[Start Entries provided]
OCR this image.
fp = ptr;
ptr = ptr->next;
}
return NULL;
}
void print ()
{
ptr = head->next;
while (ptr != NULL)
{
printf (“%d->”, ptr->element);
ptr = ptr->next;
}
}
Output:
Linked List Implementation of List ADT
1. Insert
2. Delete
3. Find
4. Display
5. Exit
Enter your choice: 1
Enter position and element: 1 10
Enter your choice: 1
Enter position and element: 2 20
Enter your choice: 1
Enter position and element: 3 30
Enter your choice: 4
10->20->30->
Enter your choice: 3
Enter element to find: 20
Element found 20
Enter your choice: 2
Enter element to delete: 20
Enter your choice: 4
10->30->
[End Entries provided]
Exercise goal = Please reproduce each line exactly as written.

Result for this task =
OCR this image.
fp = ptr;
ptr = ptr->next;
}
return NULL;
}
void print ()
{
ptr = head->next;
while (ptr != NULL)
{
printf (“%d->”, ptr->element);
ptr = ptr->next;
}
}
Output:
Linked List Implementation of List ADT
1. Insert
2. Delete
3. Find
4. Display
5. Exit
Enter your choice: 1
Enter position and element: 1 10
Enter your choice: 1
Enter position and element: 2 20
Enter your choice: 1
Enter position and element: 3 30
Enter your choice: 4
10->20->30->
Enter your choice: 3
Enter element to find: 20
Element found 20
Enter your choice: 2
Enter element to delete: 20
Enter your choice: 4
10->30->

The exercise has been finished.